[TEXT PASSAGE — start]

This case represents the first documented case of skull base metastasis of EPSCC and presented several treatment challenges. The role of chemotherapy versus radiation therapy versus surgical therapy is unclear in patients with skull base metastasis and each is not without its significant risks. The indications for the various treatments may also differ based on site of metastasis; however, this piece of information is currently unknown. Furthermore, the prognosis of patients with skull base metastasis is unclear, which would also help guide treatment options. The metastatic tissue in this case was not amenable to en bloc surgical resection; however, piecemeal surgical resection with subsequent radiation therapy and chemotherapy ultimately achieved improved function.

[TEXT PASSAGE — finish]
[EXTRACTED RECORDS — start]

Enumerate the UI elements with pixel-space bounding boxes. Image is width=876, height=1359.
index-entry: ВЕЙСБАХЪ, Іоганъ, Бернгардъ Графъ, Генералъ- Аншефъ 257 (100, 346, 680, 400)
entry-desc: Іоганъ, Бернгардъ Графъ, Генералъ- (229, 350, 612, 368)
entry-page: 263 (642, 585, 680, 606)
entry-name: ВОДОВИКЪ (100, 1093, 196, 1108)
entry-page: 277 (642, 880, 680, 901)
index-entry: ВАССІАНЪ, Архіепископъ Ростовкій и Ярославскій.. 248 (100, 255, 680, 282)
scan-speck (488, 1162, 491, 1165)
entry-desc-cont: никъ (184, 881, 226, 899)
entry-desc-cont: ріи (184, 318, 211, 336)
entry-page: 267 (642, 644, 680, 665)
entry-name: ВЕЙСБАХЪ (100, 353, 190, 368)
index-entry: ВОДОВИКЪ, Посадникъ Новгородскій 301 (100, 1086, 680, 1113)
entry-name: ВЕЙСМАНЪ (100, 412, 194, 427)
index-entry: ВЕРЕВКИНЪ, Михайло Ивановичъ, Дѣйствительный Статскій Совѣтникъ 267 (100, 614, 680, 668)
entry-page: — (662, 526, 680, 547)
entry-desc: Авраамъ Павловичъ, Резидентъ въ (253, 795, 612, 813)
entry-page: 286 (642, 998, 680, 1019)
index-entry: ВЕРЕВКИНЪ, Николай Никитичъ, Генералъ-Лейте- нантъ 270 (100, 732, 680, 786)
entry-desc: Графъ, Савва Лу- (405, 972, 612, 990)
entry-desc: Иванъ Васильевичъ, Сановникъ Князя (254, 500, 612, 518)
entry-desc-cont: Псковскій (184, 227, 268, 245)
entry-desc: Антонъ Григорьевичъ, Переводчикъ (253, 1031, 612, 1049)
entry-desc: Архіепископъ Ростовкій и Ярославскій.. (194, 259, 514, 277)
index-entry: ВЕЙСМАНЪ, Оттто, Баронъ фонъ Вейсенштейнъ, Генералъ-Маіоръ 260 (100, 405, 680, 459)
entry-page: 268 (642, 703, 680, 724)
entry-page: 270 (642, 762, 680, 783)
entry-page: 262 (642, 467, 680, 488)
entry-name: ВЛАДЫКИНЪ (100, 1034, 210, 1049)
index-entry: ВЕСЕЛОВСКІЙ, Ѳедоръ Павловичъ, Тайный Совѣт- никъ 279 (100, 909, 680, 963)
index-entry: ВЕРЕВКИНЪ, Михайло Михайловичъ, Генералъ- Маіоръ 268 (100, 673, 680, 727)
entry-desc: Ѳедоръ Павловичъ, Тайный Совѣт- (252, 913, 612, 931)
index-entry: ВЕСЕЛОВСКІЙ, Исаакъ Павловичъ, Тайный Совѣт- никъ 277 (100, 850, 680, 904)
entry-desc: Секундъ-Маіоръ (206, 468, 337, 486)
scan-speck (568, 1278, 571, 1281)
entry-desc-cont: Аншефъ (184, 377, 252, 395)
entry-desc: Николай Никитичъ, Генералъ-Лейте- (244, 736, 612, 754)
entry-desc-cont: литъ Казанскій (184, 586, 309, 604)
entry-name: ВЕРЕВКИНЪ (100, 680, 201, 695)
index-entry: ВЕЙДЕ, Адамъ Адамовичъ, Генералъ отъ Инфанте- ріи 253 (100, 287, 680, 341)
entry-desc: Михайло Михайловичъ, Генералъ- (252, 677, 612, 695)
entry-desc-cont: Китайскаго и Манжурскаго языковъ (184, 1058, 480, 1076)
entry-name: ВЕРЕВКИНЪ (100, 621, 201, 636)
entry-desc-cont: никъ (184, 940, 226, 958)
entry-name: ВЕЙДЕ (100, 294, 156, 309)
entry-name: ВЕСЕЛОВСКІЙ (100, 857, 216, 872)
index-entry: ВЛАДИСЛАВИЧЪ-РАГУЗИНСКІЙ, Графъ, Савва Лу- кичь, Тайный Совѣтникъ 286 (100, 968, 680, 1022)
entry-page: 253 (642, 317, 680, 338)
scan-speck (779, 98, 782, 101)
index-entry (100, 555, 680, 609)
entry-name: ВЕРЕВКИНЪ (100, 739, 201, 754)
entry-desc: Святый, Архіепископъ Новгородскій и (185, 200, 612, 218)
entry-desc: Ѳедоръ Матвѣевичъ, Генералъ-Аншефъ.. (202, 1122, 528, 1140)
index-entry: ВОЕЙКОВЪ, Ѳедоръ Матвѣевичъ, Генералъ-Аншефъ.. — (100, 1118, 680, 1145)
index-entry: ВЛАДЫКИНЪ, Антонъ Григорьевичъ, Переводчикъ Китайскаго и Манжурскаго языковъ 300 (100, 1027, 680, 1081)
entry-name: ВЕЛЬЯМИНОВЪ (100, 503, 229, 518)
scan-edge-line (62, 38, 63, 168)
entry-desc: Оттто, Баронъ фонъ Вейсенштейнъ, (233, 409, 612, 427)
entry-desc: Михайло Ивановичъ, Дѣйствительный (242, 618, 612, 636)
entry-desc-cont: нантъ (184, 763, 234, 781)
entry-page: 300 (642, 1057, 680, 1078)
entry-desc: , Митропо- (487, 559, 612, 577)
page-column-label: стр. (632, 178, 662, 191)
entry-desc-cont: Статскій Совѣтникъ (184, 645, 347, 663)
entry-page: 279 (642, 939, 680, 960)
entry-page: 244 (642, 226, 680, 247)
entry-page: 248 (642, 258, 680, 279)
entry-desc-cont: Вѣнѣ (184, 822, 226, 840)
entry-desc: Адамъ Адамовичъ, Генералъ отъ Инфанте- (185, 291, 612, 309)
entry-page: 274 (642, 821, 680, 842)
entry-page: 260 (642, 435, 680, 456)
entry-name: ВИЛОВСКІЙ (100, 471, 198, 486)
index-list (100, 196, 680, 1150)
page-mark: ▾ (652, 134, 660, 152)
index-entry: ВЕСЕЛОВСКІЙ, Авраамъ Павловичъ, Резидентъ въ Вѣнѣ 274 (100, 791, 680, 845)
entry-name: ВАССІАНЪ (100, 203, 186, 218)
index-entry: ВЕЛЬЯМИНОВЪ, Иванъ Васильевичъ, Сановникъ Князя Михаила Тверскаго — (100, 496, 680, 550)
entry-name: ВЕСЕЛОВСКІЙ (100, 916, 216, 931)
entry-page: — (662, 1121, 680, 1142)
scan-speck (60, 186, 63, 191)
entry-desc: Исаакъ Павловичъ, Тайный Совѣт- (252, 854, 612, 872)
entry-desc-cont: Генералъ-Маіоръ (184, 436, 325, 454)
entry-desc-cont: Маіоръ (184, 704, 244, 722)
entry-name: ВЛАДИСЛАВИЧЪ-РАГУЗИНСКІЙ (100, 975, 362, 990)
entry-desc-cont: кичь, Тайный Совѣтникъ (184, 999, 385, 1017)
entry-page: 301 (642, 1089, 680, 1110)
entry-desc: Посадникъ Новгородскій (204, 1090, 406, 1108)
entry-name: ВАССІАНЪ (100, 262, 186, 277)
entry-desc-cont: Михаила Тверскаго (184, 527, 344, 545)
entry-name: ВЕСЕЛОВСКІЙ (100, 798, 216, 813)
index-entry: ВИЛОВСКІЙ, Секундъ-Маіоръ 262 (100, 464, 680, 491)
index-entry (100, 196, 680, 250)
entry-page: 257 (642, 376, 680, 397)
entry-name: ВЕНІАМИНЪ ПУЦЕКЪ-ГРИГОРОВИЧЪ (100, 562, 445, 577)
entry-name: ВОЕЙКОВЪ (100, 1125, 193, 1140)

[EXTRACTED RECORDS — finish]

TASK SET:
A - According to the passage on skull base metastasis, which combination of treatments ultimately achieved improved function?
B - Rewrite the passage on skull base metastasis starting with "This case represents" and going on through "achieved improved function.", with "prognosis" replaced by "outlook".
C - Write the next part of the passage on skull base metastasis, picking up after its final sentence.

RESPONSES BY TASK:
A - Piecemeal surgical resection followed by radiation therapy and chemotherapy.

B -
This case represents the first documented case of skull base metastasis of EPSCC and presented several treatment challenges. The role of chemotherapy versus radiation therapy versus surgical therapy is unclear in patients with skull base metastasis and each is not without its significant risks. The indications for the various treatments may also differ based on site of metastasis; however, this piece of information is currently unknown. Furthermore, the outlook of patients with skull base metastasis is unclear, which would also help guide treatment options. The metastatic tissue in this case was not amenable to en bloc surgical resection; however, piecemeal surgical resection with subsequent radiation therapy and chemotherapy ultimately achieved improved function.

C -
We present the first documented case of a patient presenting with skull base metastasis to the CPA of GI EPSCC. Similar to Isaka et al. findings, the tumor was found to be highly vascular posing great difficulty in establishing hemostasis [17]. Brain metastasis of EPSCC may be more common than originally thought, as patients may initially present with symptoms related to brain metastasis and not of the primary tumor. Unfortunately, the majority of patients will present with disease not confined to the primary tumor site, leading to poor prognoses. Enhanced imaging modalities and the use of radiotherapy with concurrent or sequential chemotherapy may provide a survival benefit; however, further work is necessary to help define the optimal treatment options for patients with metastatic EPSCC disease to the brain.
Conflict of Interests
The authors declare that there is no conflict of interests regarding the publication of this paper.